▶ _YOUR TASK_
Begin at the line containing "Give me the" and give again every line to the end of the records, exactly, without the pictures.

[Data entries for graphics]
------------------------------------------------

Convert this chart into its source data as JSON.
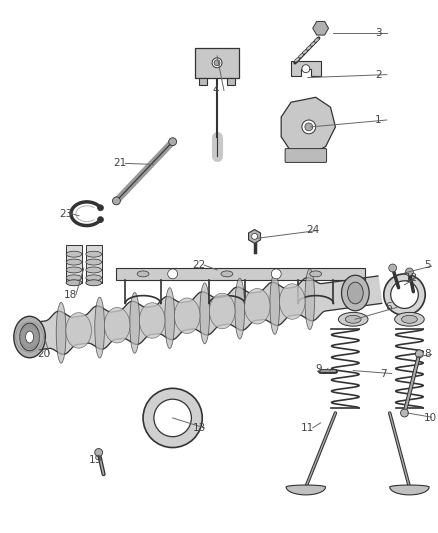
{
  "background_color": "#ffffff",
  "figsize": [
    4.38,
    5.33
  ],
  "dpi": 100,
  "label_color": "#444444",
  "line_color": "#666666",
  "part_color": "#c8c8c8",
  "part_edge": "#333333",
  "dark": "#222222"
}
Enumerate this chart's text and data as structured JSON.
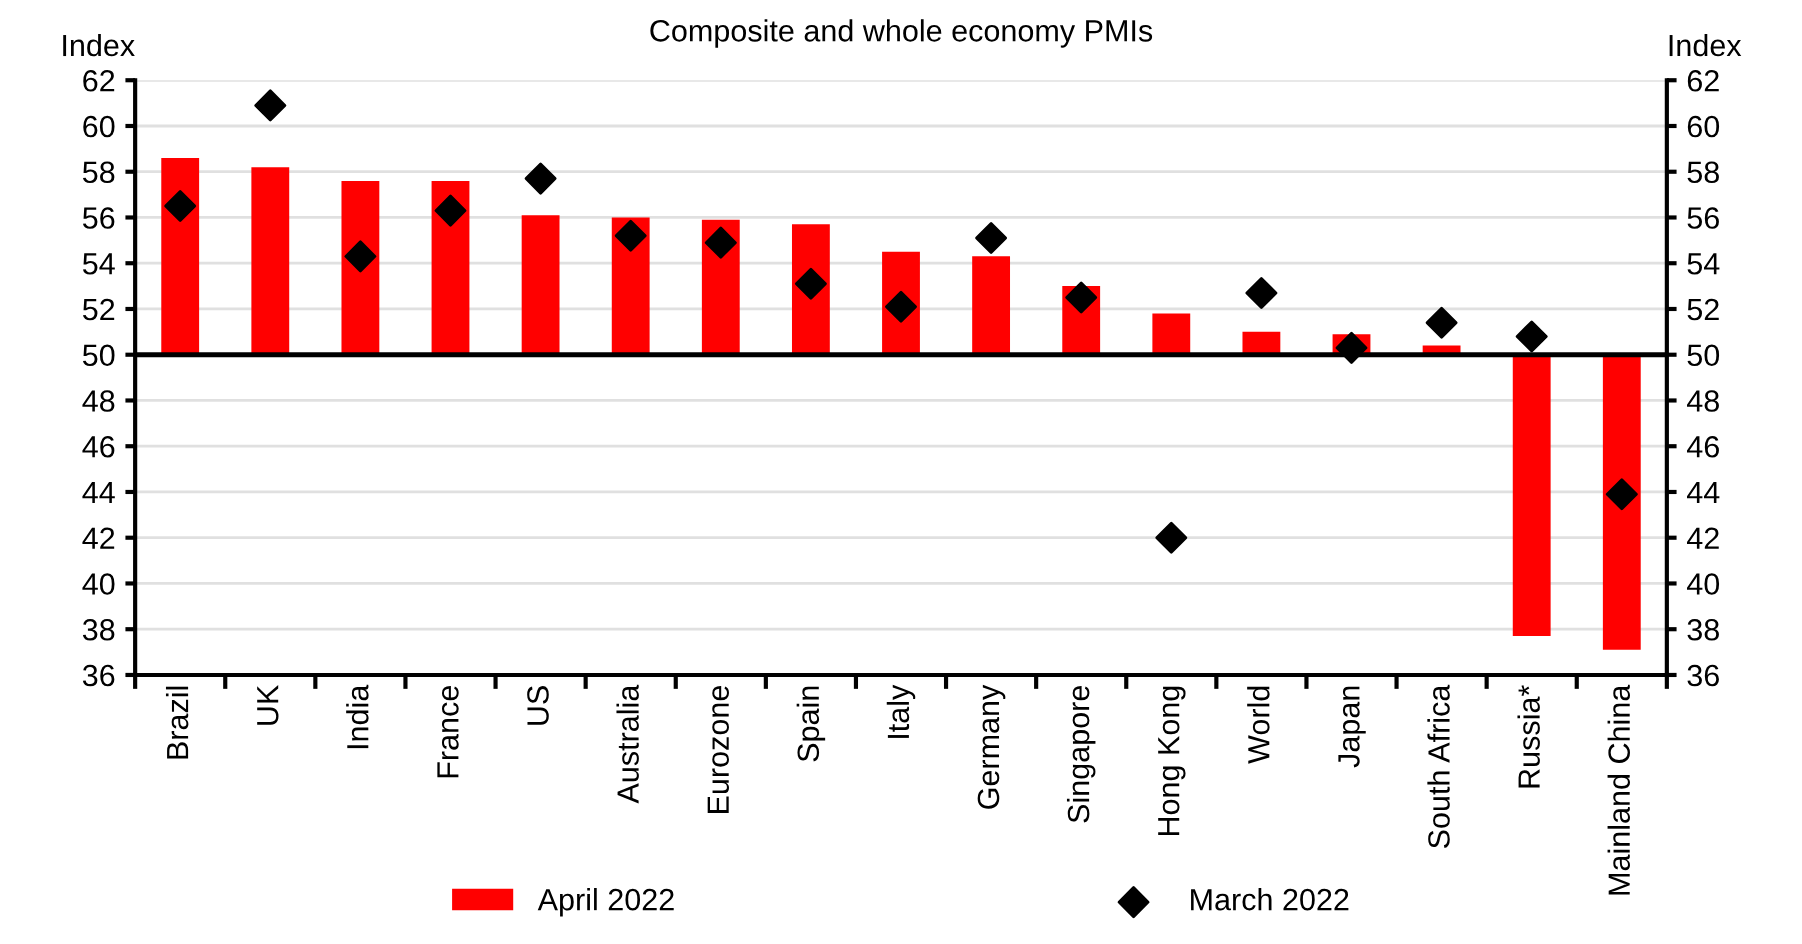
{
  "chart_data": {
    "type": "bar",
    "title": "Composite and whole economy PMIs",
    "ylabel": "Index",
    "y2label": "Index",
    "categories": [
      "Brazil",
      "UK",
      "India",
      "France",
      "US",
      "Australia",
      "Eurozone",
      "Spain",
      "Italy",
      "Germany",
      "Singapore",
      "Hong Kong",
      "World",
      "Japan",
      "South Africa",
      "Russia*",
      "Mainland China"
    ],
    "series": [
      {
        "name": "April 2022",
        "color": "#ff0000",
        "base": [
          50,
          50,
          50,
          50,
          50,
          50,
          50,
          50,
          50,
          50,
          50,
          50,
          50,
          50,
          50,
          50,
          50
        ],
        "values": [
          8.6,
          8.2,
          7.6,
          7.6,
          6.1,
          6.0,
          5.9,
          5.7,
          4.5,
          4.3,
          3.0,
          1.8,
          1.0,
          0.9,
          0.4,
          -12.3,
          -12.9
        ]
      },
      {
        "name": "March 2022",
        "type": "scatter",
        "color": "#000000",
        "marker": "diamond",
        "values": [
          56.5,
          60.9,
          54.3,
          56.3,
          57.7,
          55.2,
          54.9,
          53.1,
          52.1,
          55.1,
          52.5,
          42.0,
          52.7,
          50.3,
          51.4,
          50.8,
          43.9
        ]
      }
    ],
    "ylim": [
      36,
      62
    ],
    "yticks": [
      36,
      38,
      40,
      42,
      44,
      46,
      48,
      50,
      52,
      54,
      56,
      58,
      60,
      62
    ],
    "y2lim": [
      36,
      62
    ],
    "y2ticks": [
      36,
      38,
      40,
      42,
      44,
      46,
      48,
      50,
      52,
      54,
      56,
      58,
      60,
      62
    ],
    "ref_lines": [
      {
        "axis": "y",
        "value": 50,
        "color": "#000000"
      }
    ],
    "grid": "y",
    "legend": "bottom"
  }
}
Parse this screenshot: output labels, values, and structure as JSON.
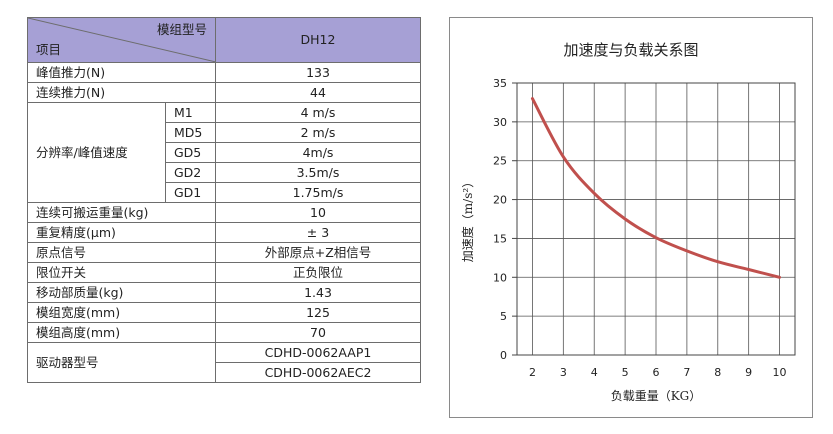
{
  "table": {
    "header": {
      "model_label": "模组型号",
      "item_label": "项目",
      "model_value": "DH12"
    },
    "rows": [
      {
        "label": "峰值推力(N)",
        "value": "133"
      },
      {
        "label": "连续推力(N)",
        "value": "44"
      },
      {
        "label": "分辨率/峰值速度",
        "sub": [
          {
            "label": "M1",
            "value": "4 m/s"
          },
          {
            "label": "MD5",
            "value": "2 m/s"
          },
          {
            "label": "GD5",
            "value": "4m/s"
          },
          {
            "label": "GD2",
            "value": "3.5m/s"
          },
          {
            "label": "GD1",
            "value": "1.75m/s"
          }
        ]
      },
      {
        "label": "连续可搬运重量(kg)",
        "value": "10"
      },
      {
        "label": "重复精度(μm)",
        "value": "± 3"
      },
      {
        "label": "原点信号",
        "value": "外部原点+Z相信号"
      },
      {
        "label": "限位开关",
        "value": "正负限位"
      },
      {
        "label": "移动部质量(kg)",
        "value": "1.43"
      },
      {
        "label": "模组宽度(mm)",
        "value": "125"
      },
      {
        "label": "模组高度(mm)",
        "value": "70"
      },
      {
        "label": "驱动器型号",
        "values": [
          "CDHD-0062AAP1",
          "CDHD-0062AEC2"
        ]
      }
    ]
  },
  "chart_data": {
    "type": "line",
    "title": "加速度与负载关系图",
    "xlabel": "负载重量（KG）",
    "ylabel": "加速度（m/s²）",
    "x": [
      2,
      3,
      4,
      5,
      6,
      7,
      8,
      9,
      10
    ],
    "series": [
      {
        "values": [
          33,
          25.5,
          20.8,
          17.5,
          15.1,
          13.4,
          12.0,
          11.0,
          10.0
        ],
        "color": "#c0504d"
      }
    ],
    "xlim": [
      1.5,
      10.5
    ],
    "ylim": [
      0,
      35
    ],
    "xticks": [
      "2",
      "3",
      "4",
      "5",
      "6",
      "7",
      "8",
      "9",
      "10"
    ],
    "yticks": [
      "0",
      "5",
      "10",
      "15",
      "20",
      "25",
      "30",
      "35"
    ],
    "grid": true,
    "legend": "none"
  }
}
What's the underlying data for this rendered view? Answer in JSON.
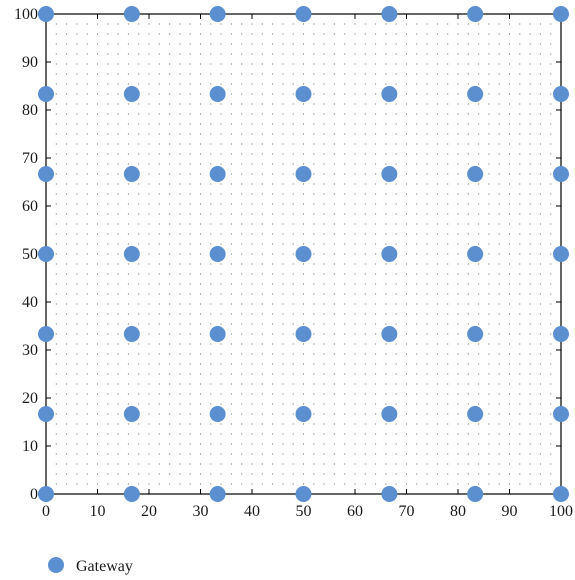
{
  "chart_data": {
    "type": "scatter",
    "title": "",
    "xlabel": "",
    "ylabel": "",
    "xlim": [
      0,
      100
    ],
    "ylim": [
      0,
      100
    ],
    "xticks": [
      0,
      10,
      20,
      30,
      40,
      50,
      60,
      70,
      80,
      90,
      100
    ],
    "yticks": [
      0,
      10,
      20,
      30,
      40,
      50,
      60,
      70,
      80,
      90,
      100
    ],
    "x_ticks_overlay": [
      0,
      16.67,
      33.33,
      50,
      66.67,
      83.33,
      100
    ],
    "y_ticks_overlay": [
      0,
      16.67,
      33.33,
      50,
      66.67,
      83.33,
      100
    ],
    "grid": "dotted",
    "legend_position": "bottom-left",
    "marker_color": "#5B8FCF",
    "series": [
      {
        "name": "Gateway",
        "x_grid": [
          0,
          16.67,
          33.33,
          50,
          66.67,
          83.33,
          100
        ],
        "y_grid": [
          0,
          16.67,
          33.33,
          50,
          66.67,
          83.33,
          100
        ]
      }
    ]
  }
}
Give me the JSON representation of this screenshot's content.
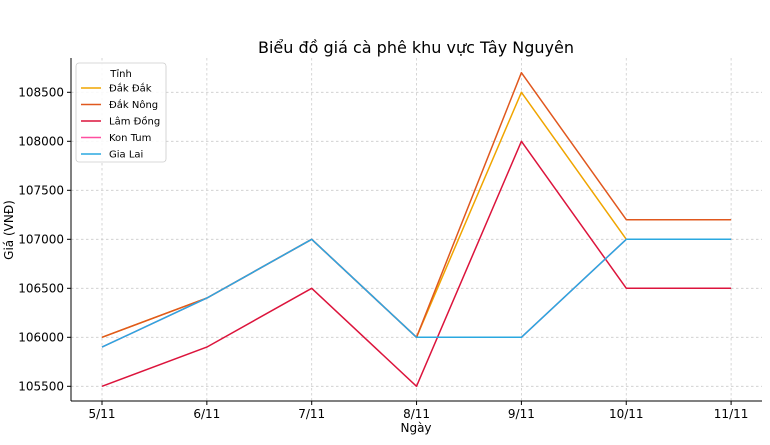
{
  "chart_data": {
    "type": "line",
    "title": "Biểu đồ giá cà phê khu vực Tây Nguyên",
    "xlabel": "Ngày",
    "ylabel": "Giá (VNĐ)",
    "categories": [
      "5/11",
      "6/11",
      "7/11",
      "8/11",
      "9/11",
      "10/11",
      "11/11"
    ],
    "ylim": [
      105350,
      108850
    ],
    "yticks": [
      105500,
      106000,
      106500,
      107000,
      107500,
      108000,
      108500
    ],
    "grid": true,
    "legend": {
      "title": "Tỉnh",
      "position": "top-left"
    },
    "series": [
      {
        "name": "Đắk Đắk",
        "color": "#f0a500",
        "values": [
          106000,
          106400,
          107000,
          106000,
          108500,
          107000,
          107000
        ]
      },
      {
        "name": "Đắk Nông",
        "color": "#e0581e",
        "values": [
          106000,
          106400,
          107000,
          106000,
          108700,
          107200,
          107200
        ]
      },
      {
        "name": "Lâm Đồng",
        "color": "#dc143c",
        "values": [
          105500,
          105900,
          106500,
          105500,
          108000,
          106500,
          106500
        ]
      },
      {
        "name": "Kon Tum",
        "color": "#ff4fa0",
        "values": [
          105900,
          106400,
          107000,
          106000,
          106000,
          107000,
          107000
        ]
      },
      {
        "name": "Gia Lai",
        "color": "#2aa8e0",
        "values": [
          105900,
          106400,
          107000,
          106000,
          106000,
          107000,
          107000
        ]
      }
    ]
  }
}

------------------------------------------------

▶ _PROBLEM SOLUTION_
Give me the JSON representation of this screenshot's content.
{
  "chart_data": {
    "type": "line",
    "title": "Biểu đồ giá cà phê khu vực Tây Nguyên",
    "xlabel": "Ngày",
    "ylabel": "Giá (VNĐ)",
    "categories": [
      "5/11",
      "6/11",
      "7/11",
      "8/11",
      "9/11",
      "10/11",
      "11/11"
    ],
    "ylim": [
      105350,
      108850
    ],
    "yticks": [
      105500,
      106000,
      106500,
      107000,
      107500,
      108000,
      108500
    ],
    "grid": true,
    "legend": {
      "title": "Tỉnh",
      "position": "top-left"
    },
    "series": [
      {
        "name": "Đắk Đắk",
        "color": "#f0a500",
        "values": [
          106000,
          106400,
          107000,
          106000,
          108500,
          107000,
          107000
        ]
      },
      {
        "name": "Đắk Nông",
        "color": "#e0581e",
        "values": [
          106000,
          106400,
          107000,
          106000,
          108700,
          107200,
          107200
        ]
      },
      {
        "name": "Lâm Đồng",
        "color": "#dc143c",
        "values": [
          105500,
          105900,
          106500,
          105500,
          108000,
          106500,
          106500
        ]
      },
      {
        "name": "Kon Tum",
        "color": "#ff4fa0",
        "values": [
          105900,
          106400,
          107000,
          106000,
          106000,
          107000,
          107000
        ]
      },
      {
        "name": "Gia Lai",
        "color": "#2aa8e0",
        "values": [
          105900,
          106400,
          107000,
          106000,
          106000,
          107000,
          107000
        ]
      }
    ]
  }
}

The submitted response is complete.